## REQUIREMENTS:
Scan the data below. Pull out each line where "EURAUD" occurs.

=-=-=-=-=

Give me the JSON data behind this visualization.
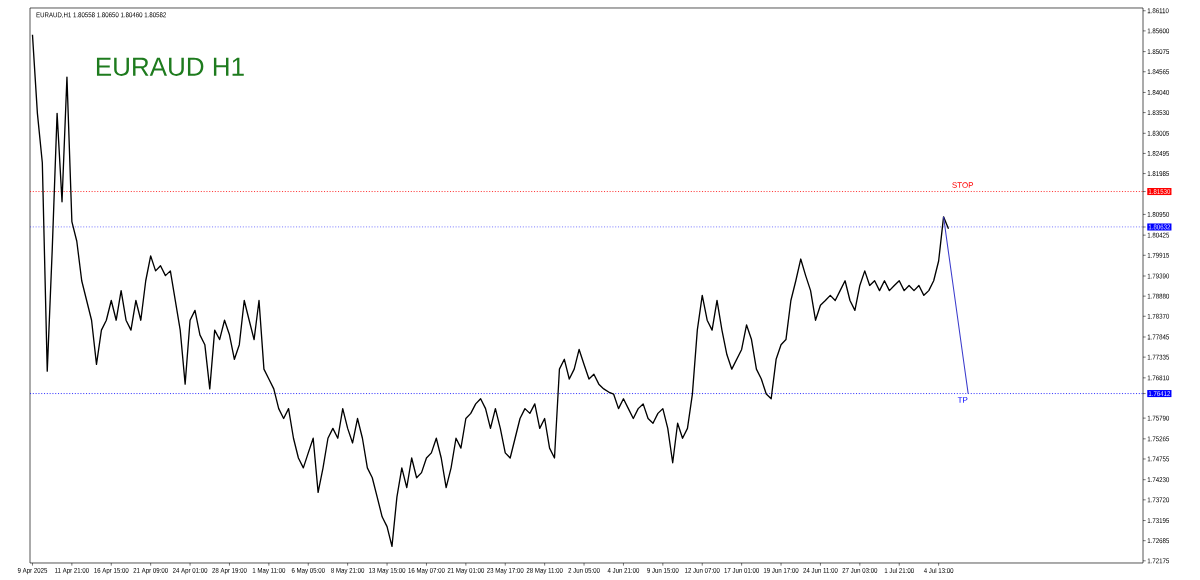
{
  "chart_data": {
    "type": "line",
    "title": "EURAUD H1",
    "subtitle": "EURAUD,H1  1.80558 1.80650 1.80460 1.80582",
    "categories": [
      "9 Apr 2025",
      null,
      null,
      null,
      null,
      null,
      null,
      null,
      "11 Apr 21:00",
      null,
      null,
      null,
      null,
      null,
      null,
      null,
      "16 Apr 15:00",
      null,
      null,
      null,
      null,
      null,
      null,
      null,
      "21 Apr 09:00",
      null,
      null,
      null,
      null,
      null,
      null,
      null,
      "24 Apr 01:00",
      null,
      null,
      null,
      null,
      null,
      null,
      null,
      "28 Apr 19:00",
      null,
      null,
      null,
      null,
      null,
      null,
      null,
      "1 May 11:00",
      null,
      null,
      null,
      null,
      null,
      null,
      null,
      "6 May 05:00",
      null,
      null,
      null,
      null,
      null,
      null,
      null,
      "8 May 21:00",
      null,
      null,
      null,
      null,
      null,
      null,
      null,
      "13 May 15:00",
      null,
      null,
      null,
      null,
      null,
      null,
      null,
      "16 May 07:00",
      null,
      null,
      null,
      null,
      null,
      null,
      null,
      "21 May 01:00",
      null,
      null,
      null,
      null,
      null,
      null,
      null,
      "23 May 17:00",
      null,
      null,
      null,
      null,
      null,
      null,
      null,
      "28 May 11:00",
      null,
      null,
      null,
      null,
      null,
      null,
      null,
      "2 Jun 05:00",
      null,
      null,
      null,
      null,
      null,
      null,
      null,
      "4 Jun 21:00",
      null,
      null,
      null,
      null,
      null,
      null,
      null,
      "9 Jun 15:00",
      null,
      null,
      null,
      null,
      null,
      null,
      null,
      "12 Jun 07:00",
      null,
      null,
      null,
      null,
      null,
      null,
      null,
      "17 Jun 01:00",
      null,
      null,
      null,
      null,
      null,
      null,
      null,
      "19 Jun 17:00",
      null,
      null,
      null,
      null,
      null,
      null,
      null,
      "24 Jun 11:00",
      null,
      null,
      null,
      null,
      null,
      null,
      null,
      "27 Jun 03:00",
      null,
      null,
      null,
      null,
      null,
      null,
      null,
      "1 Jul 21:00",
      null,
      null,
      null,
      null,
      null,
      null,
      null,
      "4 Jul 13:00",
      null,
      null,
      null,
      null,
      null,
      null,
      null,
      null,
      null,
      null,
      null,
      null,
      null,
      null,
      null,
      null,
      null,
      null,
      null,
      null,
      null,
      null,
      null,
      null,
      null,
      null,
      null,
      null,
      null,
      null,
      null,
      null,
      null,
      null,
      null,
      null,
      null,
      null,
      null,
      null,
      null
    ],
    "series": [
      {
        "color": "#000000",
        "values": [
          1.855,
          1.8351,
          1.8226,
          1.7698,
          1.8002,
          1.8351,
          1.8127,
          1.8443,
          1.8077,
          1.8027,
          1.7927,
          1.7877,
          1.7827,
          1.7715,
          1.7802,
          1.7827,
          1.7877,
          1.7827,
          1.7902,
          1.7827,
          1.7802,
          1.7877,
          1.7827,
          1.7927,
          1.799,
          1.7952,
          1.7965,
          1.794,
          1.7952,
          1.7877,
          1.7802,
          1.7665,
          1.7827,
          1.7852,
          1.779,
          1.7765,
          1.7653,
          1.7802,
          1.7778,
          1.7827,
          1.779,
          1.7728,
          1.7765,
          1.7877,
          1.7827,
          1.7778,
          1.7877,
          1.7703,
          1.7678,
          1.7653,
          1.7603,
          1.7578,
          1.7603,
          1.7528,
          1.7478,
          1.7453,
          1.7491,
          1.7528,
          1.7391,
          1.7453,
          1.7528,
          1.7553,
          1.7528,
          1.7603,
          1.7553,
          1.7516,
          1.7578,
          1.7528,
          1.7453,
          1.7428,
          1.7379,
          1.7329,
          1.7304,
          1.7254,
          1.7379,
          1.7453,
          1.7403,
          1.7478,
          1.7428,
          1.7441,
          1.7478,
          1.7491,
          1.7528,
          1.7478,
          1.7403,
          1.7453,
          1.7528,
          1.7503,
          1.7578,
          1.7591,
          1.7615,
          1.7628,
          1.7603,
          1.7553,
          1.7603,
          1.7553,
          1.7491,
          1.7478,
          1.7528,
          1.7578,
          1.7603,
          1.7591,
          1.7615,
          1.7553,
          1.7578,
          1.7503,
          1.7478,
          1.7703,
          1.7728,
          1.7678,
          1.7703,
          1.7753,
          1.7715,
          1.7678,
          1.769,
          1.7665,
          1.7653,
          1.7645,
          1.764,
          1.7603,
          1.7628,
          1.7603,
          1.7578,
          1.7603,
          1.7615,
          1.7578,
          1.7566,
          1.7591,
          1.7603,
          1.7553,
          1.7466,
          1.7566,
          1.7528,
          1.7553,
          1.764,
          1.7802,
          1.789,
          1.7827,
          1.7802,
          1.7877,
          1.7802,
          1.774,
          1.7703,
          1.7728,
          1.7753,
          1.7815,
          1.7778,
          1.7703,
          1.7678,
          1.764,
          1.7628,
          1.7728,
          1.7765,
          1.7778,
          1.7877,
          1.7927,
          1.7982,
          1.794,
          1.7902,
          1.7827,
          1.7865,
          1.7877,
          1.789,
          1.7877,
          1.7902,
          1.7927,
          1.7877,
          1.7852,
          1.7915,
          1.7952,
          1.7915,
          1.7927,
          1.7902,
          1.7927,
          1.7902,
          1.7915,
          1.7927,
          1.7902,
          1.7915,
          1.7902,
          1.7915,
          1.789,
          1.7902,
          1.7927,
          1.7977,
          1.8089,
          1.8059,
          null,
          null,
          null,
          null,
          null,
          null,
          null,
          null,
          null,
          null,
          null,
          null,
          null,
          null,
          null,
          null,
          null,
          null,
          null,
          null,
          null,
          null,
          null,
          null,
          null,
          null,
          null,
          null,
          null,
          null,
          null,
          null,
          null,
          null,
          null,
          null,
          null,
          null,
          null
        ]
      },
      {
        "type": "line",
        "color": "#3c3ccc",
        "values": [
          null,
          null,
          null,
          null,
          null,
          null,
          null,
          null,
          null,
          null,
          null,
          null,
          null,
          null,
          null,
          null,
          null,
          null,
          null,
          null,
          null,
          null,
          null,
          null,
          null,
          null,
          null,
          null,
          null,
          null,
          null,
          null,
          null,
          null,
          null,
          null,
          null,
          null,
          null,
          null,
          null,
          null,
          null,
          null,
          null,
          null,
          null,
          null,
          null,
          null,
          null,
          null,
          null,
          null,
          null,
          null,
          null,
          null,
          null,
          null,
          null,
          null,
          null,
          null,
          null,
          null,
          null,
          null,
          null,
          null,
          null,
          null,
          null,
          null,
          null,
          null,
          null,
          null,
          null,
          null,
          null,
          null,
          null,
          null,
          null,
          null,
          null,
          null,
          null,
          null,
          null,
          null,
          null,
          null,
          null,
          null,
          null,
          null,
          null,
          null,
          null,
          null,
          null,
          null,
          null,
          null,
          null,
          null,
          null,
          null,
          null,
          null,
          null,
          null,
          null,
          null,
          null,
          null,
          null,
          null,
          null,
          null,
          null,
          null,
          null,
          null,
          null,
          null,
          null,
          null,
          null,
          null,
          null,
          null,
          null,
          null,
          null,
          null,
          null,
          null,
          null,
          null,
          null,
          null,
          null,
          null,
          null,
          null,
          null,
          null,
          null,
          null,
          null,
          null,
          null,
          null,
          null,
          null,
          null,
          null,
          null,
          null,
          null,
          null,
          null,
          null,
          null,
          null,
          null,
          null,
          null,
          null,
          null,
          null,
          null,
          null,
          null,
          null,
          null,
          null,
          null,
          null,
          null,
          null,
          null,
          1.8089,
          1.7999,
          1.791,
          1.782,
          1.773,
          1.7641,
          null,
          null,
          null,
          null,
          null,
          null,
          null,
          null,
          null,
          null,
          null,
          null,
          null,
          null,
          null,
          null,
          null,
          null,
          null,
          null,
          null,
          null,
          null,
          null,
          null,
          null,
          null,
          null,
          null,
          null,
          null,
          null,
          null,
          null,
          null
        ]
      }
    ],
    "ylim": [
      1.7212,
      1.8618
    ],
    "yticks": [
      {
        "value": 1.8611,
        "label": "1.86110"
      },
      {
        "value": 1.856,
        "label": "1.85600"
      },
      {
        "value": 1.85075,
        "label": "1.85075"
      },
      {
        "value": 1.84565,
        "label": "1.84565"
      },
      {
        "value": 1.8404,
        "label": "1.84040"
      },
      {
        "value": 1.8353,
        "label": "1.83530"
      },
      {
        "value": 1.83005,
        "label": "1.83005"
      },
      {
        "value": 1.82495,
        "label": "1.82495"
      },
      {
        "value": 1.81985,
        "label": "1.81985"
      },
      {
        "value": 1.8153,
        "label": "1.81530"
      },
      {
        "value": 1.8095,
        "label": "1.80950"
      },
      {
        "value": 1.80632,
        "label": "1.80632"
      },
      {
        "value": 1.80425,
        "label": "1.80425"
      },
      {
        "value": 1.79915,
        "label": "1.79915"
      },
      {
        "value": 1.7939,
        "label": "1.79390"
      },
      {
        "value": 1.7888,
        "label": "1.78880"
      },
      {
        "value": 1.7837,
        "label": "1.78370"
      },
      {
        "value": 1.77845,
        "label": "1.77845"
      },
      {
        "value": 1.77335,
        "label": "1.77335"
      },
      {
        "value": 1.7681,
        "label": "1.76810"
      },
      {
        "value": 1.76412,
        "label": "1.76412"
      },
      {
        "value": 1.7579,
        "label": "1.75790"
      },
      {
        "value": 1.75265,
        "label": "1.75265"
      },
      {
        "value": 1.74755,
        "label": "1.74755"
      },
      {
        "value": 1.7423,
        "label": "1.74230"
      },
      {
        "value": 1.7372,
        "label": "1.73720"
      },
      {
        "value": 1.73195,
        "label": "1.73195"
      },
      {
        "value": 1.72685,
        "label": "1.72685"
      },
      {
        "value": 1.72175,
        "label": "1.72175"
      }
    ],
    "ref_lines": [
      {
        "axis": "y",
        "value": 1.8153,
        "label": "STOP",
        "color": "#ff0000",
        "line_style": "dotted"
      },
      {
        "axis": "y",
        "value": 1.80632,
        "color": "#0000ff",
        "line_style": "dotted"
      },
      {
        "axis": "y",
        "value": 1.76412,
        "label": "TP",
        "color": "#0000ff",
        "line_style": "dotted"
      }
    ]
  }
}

=-=-=-=-=

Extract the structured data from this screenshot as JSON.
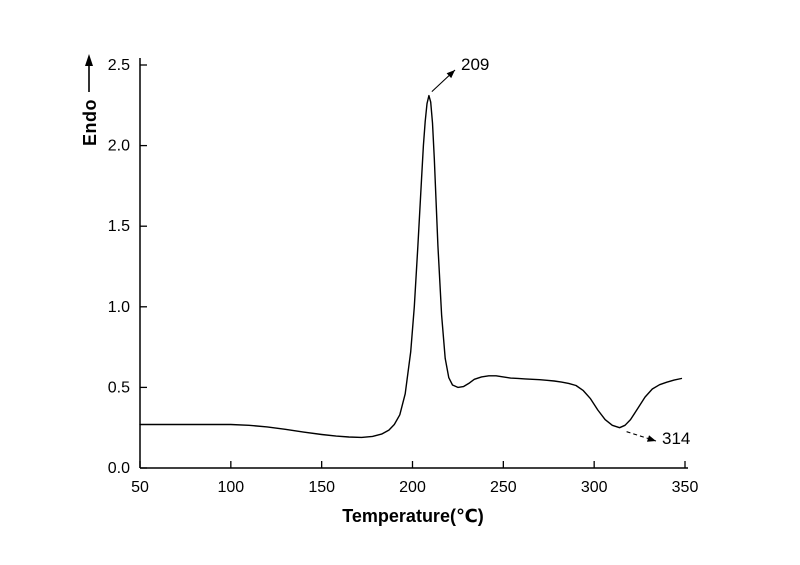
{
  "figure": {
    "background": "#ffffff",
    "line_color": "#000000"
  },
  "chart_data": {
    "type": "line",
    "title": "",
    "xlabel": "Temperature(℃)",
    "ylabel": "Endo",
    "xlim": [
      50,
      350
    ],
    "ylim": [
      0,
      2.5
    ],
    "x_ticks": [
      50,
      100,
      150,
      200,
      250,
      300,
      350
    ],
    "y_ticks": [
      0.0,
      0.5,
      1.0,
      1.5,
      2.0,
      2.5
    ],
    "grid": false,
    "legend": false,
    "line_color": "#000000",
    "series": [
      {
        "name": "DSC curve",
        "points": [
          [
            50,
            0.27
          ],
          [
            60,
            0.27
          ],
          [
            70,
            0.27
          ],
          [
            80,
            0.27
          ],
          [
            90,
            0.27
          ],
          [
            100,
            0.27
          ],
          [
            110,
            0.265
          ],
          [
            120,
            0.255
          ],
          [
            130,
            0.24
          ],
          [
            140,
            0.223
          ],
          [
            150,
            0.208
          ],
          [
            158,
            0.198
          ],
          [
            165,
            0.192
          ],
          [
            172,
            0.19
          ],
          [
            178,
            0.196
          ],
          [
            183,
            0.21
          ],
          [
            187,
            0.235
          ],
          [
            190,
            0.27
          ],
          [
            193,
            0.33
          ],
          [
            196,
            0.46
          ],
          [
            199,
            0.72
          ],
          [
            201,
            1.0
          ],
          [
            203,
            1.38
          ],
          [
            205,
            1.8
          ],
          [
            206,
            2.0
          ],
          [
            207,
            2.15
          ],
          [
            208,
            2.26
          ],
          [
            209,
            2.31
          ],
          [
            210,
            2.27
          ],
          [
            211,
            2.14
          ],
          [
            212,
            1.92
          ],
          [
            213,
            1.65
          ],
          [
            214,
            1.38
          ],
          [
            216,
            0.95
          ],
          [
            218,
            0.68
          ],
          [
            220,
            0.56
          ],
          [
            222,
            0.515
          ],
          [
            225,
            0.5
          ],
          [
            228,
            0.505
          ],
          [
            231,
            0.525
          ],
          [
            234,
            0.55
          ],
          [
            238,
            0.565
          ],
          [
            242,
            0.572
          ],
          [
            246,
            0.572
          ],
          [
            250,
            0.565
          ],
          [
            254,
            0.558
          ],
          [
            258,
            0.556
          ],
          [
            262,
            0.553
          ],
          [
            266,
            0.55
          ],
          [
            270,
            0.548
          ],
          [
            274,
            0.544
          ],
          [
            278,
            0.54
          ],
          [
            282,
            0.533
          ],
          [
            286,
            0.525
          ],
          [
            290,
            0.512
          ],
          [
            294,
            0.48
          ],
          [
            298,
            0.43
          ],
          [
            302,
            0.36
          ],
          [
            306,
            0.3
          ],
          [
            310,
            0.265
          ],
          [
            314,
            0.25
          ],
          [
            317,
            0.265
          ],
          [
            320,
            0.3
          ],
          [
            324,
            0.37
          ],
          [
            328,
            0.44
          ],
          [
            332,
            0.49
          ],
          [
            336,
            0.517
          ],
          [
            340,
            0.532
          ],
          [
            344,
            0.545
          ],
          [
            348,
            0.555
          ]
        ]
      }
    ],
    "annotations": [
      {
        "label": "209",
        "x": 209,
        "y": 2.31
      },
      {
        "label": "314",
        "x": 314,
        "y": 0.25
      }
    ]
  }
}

=-=-=-=-=

## RESPONSE:
    "title": "EURAUD H1",
    "subtitle": "EURAUD,H1  1.80558 1.80650 1.80460 1.80582",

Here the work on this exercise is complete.